### Required work
Write out, word for word, only the lines from the one containing "Type out the text in this image." through the final line of the data.

------------------------------------------------

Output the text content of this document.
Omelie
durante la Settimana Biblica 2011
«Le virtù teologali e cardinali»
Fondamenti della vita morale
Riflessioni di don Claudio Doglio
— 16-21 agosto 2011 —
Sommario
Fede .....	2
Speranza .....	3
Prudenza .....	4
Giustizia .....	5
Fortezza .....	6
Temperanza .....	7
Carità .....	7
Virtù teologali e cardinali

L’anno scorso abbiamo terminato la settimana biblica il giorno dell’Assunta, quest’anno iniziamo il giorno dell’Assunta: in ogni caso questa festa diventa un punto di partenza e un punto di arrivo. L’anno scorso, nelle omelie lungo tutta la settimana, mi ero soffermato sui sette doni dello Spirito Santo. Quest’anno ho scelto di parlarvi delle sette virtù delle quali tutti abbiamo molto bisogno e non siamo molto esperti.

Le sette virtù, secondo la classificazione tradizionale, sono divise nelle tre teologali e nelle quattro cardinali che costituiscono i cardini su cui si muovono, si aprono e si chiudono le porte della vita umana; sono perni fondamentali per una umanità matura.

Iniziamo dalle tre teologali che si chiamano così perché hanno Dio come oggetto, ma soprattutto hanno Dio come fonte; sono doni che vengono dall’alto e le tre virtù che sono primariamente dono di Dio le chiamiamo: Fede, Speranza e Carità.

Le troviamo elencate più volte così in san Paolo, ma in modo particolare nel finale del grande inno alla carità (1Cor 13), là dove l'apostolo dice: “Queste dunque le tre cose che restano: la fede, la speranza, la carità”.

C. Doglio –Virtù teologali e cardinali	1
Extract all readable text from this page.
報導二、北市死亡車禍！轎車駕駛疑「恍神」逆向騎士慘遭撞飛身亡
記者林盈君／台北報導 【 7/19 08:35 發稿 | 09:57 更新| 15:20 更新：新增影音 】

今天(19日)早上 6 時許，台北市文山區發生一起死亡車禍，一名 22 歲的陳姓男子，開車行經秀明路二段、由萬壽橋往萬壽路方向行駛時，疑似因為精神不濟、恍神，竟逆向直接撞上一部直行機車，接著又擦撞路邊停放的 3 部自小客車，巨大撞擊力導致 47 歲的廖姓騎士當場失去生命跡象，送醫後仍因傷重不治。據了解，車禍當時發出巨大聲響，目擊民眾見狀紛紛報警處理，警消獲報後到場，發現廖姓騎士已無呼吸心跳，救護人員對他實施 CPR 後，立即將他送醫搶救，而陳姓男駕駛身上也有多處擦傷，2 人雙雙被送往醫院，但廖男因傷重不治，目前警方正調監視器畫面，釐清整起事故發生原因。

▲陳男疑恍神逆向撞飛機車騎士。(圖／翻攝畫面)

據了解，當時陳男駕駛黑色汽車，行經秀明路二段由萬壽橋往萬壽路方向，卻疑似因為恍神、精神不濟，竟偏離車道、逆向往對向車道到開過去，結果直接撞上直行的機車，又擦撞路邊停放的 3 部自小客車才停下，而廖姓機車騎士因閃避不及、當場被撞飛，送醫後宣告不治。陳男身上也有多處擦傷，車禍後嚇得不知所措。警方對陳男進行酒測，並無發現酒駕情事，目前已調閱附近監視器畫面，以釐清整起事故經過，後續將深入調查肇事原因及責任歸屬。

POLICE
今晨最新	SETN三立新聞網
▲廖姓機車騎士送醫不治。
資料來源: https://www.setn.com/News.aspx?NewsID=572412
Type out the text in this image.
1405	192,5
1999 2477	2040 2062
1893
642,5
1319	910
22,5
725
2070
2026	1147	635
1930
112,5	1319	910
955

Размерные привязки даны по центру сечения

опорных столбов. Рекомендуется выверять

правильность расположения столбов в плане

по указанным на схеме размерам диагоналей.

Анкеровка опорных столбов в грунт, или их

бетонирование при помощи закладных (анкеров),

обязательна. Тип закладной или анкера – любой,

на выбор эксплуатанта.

------------------------------------------------

### Exercise output
Type out the text in this image.
1405	192,5
1999 2477	2040 2062
1893
642,5
1319	910
22,5
725
2070
2026	1147	635
1930
112,5	1319	910
955

Размерные привязки даны по центру сечения

опорных столбов. Рекомендуется выверять

правильность расположения столбов в плане

по указанным на схеме размерам диагоналей.

Анкеровка опорных столбов в грунт, или их

бетонирование при помощи закладных (анкеров),

обязательна. Тип закладной или анкера – любой,

на выбор эксплуатанта.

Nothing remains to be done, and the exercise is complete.